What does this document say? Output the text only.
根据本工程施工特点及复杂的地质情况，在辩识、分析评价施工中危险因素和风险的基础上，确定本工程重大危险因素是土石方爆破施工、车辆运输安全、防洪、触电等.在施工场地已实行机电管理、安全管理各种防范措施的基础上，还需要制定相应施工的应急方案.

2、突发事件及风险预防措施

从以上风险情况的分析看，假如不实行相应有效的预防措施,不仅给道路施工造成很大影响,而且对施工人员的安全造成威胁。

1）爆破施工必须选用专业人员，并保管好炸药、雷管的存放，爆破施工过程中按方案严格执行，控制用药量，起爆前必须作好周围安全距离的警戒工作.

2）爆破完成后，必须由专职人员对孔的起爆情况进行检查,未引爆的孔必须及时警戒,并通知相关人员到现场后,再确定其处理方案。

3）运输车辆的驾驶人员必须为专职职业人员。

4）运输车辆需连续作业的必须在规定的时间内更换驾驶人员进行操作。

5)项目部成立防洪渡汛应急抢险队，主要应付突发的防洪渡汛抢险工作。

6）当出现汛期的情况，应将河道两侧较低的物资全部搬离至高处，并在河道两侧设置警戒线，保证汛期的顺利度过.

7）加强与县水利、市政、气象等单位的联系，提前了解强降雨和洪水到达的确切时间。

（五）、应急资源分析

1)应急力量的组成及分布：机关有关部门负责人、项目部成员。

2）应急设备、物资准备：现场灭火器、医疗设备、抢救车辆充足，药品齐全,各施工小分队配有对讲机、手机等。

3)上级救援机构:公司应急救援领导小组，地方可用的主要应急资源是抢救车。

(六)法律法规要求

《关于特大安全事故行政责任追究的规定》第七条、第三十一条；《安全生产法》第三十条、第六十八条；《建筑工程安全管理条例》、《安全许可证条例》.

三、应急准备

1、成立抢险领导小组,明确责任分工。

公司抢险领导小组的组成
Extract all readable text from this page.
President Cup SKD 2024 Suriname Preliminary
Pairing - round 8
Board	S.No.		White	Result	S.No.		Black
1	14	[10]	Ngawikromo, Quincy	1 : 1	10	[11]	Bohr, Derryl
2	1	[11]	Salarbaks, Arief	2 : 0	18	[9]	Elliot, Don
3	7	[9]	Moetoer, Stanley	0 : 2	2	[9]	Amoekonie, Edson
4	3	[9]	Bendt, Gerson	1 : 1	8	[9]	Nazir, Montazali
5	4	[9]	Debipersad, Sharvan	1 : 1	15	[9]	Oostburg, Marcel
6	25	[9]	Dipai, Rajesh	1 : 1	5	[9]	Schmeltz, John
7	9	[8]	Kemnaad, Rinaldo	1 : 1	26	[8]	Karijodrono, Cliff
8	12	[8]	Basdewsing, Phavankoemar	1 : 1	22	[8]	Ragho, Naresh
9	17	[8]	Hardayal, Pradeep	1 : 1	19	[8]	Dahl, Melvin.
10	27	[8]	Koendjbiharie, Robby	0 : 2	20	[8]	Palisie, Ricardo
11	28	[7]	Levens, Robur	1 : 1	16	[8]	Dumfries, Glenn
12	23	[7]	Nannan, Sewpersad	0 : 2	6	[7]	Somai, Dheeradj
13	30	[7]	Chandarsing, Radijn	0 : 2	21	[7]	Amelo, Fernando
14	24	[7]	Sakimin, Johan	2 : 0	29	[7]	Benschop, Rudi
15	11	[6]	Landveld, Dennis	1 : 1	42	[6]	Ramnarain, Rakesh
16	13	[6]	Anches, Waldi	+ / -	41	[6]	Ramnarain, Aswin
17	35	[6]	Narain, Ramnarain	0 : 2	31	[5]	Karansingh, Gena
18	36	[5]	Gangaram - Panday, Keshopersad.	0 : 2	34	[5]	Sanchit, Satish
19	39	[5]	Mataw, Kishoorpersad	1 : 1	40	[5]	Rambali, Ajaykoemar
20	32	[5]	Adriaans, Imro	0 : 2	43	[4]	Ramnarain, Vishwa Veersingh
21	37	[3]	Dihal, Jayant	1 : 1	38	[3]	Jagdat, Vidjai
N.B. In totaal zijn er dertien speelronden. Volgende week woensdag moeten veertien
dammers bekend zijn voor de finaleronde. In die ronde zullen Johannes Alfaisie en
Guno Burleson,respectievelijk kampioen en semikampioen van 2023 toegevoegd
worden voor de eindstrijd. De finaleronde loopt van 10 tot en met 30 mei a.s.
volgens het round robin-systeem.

## Task instructions:
Take every line from the one containing "Extract all readable text from this page." to the end of the listing and output it exactly, with nothing else.

## Result:
Extract all readable text from this page.
President Cup SKD 2024 Suriname Preliminary
Pairing - round 8
Board	S.No.		White	Result	S.No.		Black
1	14	[10]	Ngawikromo, Quincy	1 : 1	10	[11]	Bohr, Derryl
2	1	[11]	Salarbaks, Arief	2 : 0	18	[9]	Elliot, Don
3	7	[9]	Moetoer, Stanley	0 : 2	2	[9]	Amoekonie, Edson
4	3	[9]	Bendt, Gerson	1 : 1	8	[9]	Nazir, Montazali
5	4	[9]	Debipersad, Sharvan	1 : 1	15	[9]	Oostburg, Marcel
6	25	[9]	Dipai, Rajesh	1 : 1	5	[9]	Schmeltz, John
7	9	[8]	Kemnaad, Rinaldo	1 : 1	26	[8]	Karijodrono, Cliff
8	12	[8]	Basdewsing, Phavankoemar	1 : 1	22	[8]	Ragho, Naresh
9	17	[8]	Hardayal, Pradeep	1 : 1	19	[8]	Dahl, Melvin.
10	27	[8]	Koendjbiharie, Robby	0 : 2	20	[8]	Palisie, Ricardo
11	28	[7]	Levens, Robur	1 : 1	16	[8]	Dumfries, Glenn
12	23	[7]	Nannan, Sewpersad	0 : 2	6	[7]	Somai, Dheeradj
13	30	[7]	Chandarsing, Radijn	0 : 2	21	[7]	Amelo, Fernando
14	24	[7]	Sakimin, Johan	2 : 0	29	[7]	Benschop, Rudi
15	11	[6]	Landveld, Dennis	1 : 1	42	[6]	Ramnarain, Rakesh
16	13	[6]	Anches, Waldi	+ / -	41	[6]	Ramnarain, Aswin
17	35	[6]	Narain, Ramnarain	0 : 2	31	[5]	Karansingh, Gena
18	36	[5]	Gangaram - Panday, Keshopersad.	0 : 2	34	[5]	Sanchit, Satish
19	39	[5]	Mataw, Kishoorpersad	1 : 1	40	[5]	Rambali, Ajaykoemar
20	32	[5]	Adriaans, Imro	0 : 2	43	[4]	Ramnarain, Vishwa Veersingh
21	37	[3]	Dihal, Jayant	1 : 1	38	[3]	Jagdat, Vidjai
N.B. In totaal zijn er dertien speelronden. Volgende week woensdag moeten veertien
dammers bekend zijn voor de finaleronde. In die ronde zullen Johannes Alfaisie en
Guno Burleson,respectievelijk kampioen en semikampioen van 2023 toegevoegd
worden voor de eindstrijd. De finaleronde loopt van 10 tot en met 30 mei a.s.
volgens het round robin-systeem.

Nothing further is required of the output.